What you are asked to do
Transcribe the material verbatim in full; the pictures do not belong in the copy.

....

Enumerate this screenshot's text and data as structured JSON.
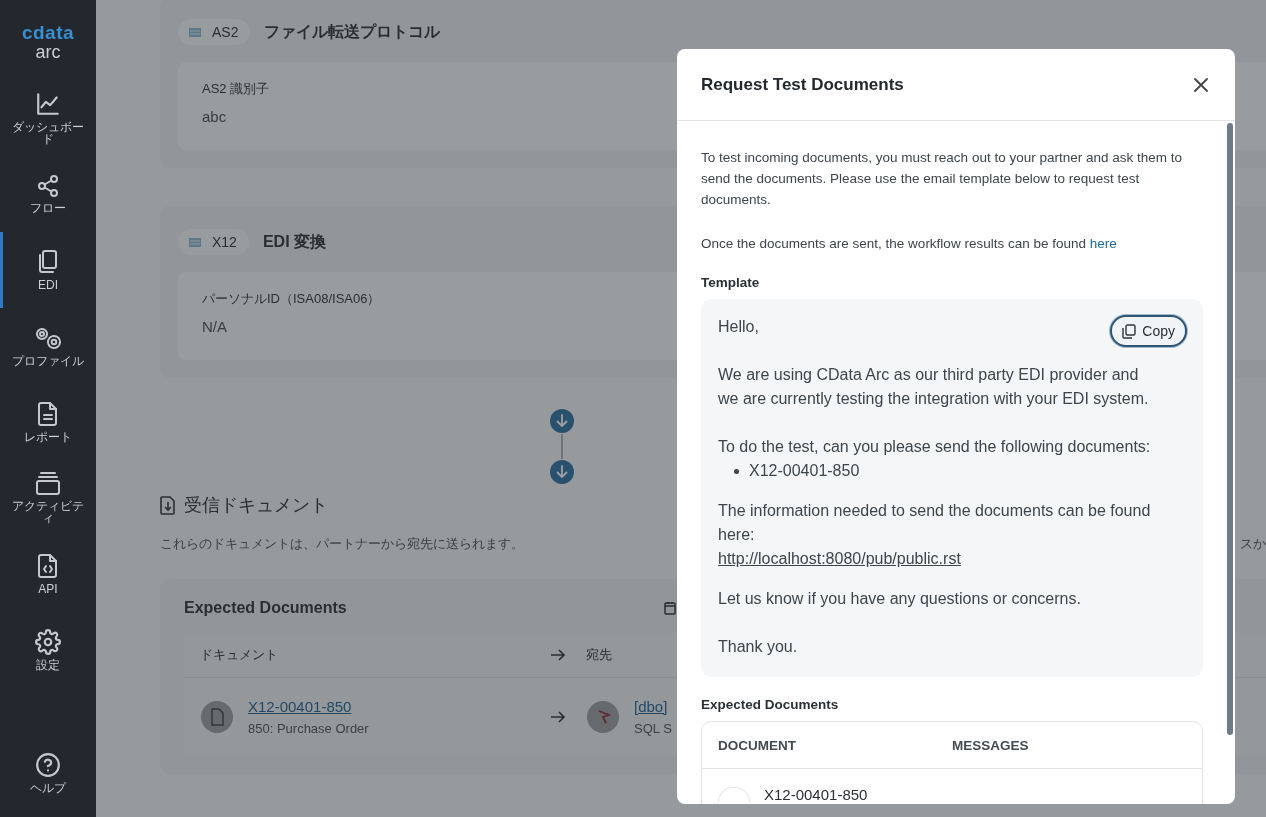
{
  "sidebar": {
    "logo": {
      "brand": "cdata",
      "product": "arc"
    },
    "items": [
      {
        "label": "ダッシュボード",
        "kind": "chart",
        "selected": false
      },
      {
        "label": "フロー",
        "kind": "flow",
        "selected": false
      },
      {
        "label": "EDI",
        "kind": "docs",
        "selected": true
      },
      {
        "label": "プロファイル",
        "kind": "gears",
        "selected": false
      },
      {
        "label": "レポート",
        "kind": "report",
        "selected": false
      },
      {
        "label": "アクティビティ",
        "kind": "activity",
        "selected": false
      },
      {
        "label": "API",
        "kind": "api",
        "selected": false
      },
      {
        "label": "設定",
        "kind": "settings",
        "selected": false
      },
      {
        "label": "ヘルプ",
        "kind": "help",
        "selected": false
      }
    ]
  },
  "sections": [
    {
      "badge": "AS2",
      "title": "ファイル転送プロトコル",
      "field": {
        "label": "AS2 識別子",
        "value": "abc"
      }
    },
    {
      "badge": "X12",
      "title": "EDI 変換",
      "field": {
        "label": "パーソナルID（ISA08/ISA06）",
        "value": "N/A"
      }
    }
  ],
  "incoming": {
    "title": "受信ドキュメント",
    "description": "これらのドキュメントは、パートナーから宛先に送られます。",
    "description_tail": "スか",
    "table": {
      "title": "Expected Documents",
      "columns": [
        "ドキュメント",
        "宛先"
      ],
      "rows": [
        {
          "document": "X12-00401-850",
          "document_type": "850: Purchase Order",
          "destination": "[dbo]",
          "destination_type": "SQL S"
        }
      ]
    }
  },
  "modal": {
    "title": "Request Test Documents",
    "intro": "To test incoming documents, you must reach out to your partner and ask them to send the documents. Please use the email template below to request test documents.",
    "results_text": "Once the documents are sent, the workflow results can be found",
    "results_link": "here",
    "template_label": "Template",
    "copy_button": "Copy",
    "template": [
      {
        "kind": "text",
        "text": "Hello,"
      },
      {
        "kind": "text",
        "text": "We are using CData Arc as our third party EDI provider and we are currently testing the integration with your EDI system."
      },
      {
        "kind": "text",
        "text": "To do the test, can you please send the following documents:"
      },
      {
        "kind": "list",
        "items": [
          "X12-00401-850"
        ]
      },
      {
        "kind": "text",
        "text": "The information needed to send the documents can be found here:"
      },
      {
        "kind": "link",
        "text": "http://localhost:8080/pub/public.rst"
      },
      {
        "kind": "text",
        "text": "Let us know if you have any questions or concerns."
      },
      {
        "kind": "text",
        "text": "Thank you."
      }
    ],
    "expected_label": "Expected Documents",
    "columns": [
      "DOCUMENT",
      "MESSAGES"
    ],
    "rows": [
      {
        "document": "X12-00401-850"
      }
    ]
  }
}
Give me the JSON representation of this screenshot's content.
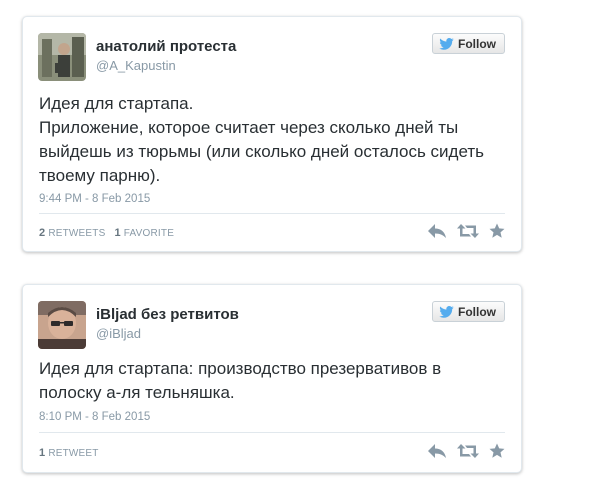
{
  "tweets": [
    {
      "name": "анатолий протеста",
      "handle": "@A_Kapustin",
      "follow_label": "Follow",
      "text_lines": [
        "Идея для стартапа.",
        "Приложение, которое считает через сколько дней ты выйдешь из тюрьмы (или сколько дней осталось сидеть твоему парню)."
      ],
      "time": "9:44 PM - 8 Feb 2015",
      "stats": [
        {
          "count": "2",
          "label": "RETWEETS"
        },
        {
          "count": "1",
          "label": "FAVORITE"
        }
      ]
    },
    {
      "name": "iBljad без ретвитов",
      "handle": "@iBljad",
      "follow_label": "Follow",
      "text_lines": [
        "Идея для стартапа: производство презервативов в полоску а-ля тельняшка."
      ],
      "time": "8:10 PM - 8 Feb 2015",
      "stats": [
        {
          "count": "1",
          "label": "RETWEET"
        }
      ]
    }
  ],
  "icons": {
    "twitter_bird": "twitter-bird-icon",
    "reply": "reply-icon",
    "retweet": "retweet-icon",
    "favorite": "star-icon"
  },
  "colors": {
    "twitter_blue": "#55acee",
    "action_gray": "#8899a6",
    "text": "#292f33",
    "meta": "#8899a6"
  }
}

....

Exercise solution
Enumerate this screenshot's text and data as structured JSON.
{
  "sidebar": {
    "logo": {
      "brand": "cdata",
      "product": "arc"
    },
    "items": [
      {
        "label": "ダッシュボード",
        "kind": "chart",
        "selected": false
      },
      {
        "label": "フロー",
        "kind": "flow",
        "selected": false
      },
      {
        "label": "EDI",
        "kind": "docs",
        "selected": true
      },
      {
        "label": "プロファイル",
        "kind": "gears",
        "selected": false
      },
      {
        "label": "レポート",
        "kind": "report",
        "selected": false
      },
      {
        "label": "アクティビティ",
        "kind": "activity",
        "selected": false
      },
      {
        "label": "API",
        "kind": "api",
        "selected": false
      },
      {
        "label": "設定",
        "kind": "settings",
        "selected": false
      },
      {
        "label": "ヘルプ",
        "kind": "help",
        "selected": false
      }
    ]
  },
  "sections": [
    {
      "badge": "AS2",
      "title": "ファイル転送プロトコル",
      "field": {
        "label": "AS2 識別子",
        "value": "abc"
      }
    },
    {
      "badge": "X12",
      "title": "EDI 変換",
      "field": {
        "label": "パーソナルID（ISA08/ISA06）",
        "value": "N/A"
      }
    }
  ],
  "incoming": {
    "title": "受信ドキュメント",
    "description": "これらのドキュメントは、パートナーから宛先に送られます。",
    "description_tail": "スか",
    "table": {
      "title": "Expected Documents",
      "columns": [
        "ドキュメント",
        "宛先"
      ],
      "rows": [
        {
          "document": "X12-00401-850",
          "document_type": "850: Purchase Order",
          "destination": "[dbo]",
          "destination_type": "SQL S"
        }
      ]
    }
  },
  "modal": {
    "title": "Request Test Documents",
    "intro": "To test incoming documents, you must reach out to your partner and ask them to send the documents. Please use the email template below to request test documents.",
    "results_text": "Once the documents are sent, the workflow results can be found",
    "results_link": "here",
    "template_label": "Template",
    "copy_button": "Copy",
    "template": [
      {
        "kind": "text",
        "text": "Hello,"
      },
      {
        "kind": "text",
        "text": "We are using CData Arc as our third party EDI provider and we are currently testing the integration with your EDI system."
      },
      {
        "kind": "text",
        "text": "To do the test, can you please send the following documents:"
      },
      {
        "kind": "list",
        "items": [
          "X12-00401-850"
        ]
      },
      {
        "kind": "text",
        "text": "The information needed to send the documents can be found here:"
      },
      {
        "kind": "link",
        "text": "http://localhost:8080/pub/public.rst"
      },
      {
        "kind": "text",
        "text": "Let us know if you have any questions or concerns."
      },
      {
        "kind": "text",
        "text": "Thank you."
      }
    ],
    "expected_label": "Expected Documents",
    "columns": [
      "DOCUMENT",
      "MESSAGES"
    ],
    "rows": [
      {
        "document": "X12-00401-850"
      }
    ]
  }
}
Give me the JSON representation of this screenshot's content.
{
  "tweets": [
    {
      "name": "анатолий протеста",
      "handle": "@A_Kapustin",
      "follow_label": "Follow",
      "text_lines": [
        "Идея для стартапа.",
        "Приложение, которое считает через сколько дней ты выйдешь из тюрьмы (или сколько дней осталось сидеть твоему парню)."
      ],
      "time": "9:44 PM - 8 Feb 2015",
      "stats": [
        {
          "count": "2",
          "label": "RETWEETS"
        },
        {
          "count": "1",
          "label": "FAVORITE"
        }
      ]
    },
    {
      "name": "iBljad без ретвитов",
      "handle": "@iBljad",
      "follow_label": "Follow",
      "text_lines": [
        "Идея для стартапа: производство презервативов в полоску а-ля тельняшка."
      ],
      "time": "8:10 PM - 8 Feb 2015",
      "stats": [
        {
          "count": "1",
          "label": "RETWEET"
        }
      ]
    }
  ],
  "icons": {
    "twitter_bird": "twitter-bird-icon",
    "reply": "reply-icon",
    "retweet": "retweet-icon",
    "favorite": "star-icon"
  },
  "colors": {
    "twitter_blue": "#55acee",
    "action_gray": "#8899a6",
    "text": "#292f33",
    "meta": "#8899a6"
  }
}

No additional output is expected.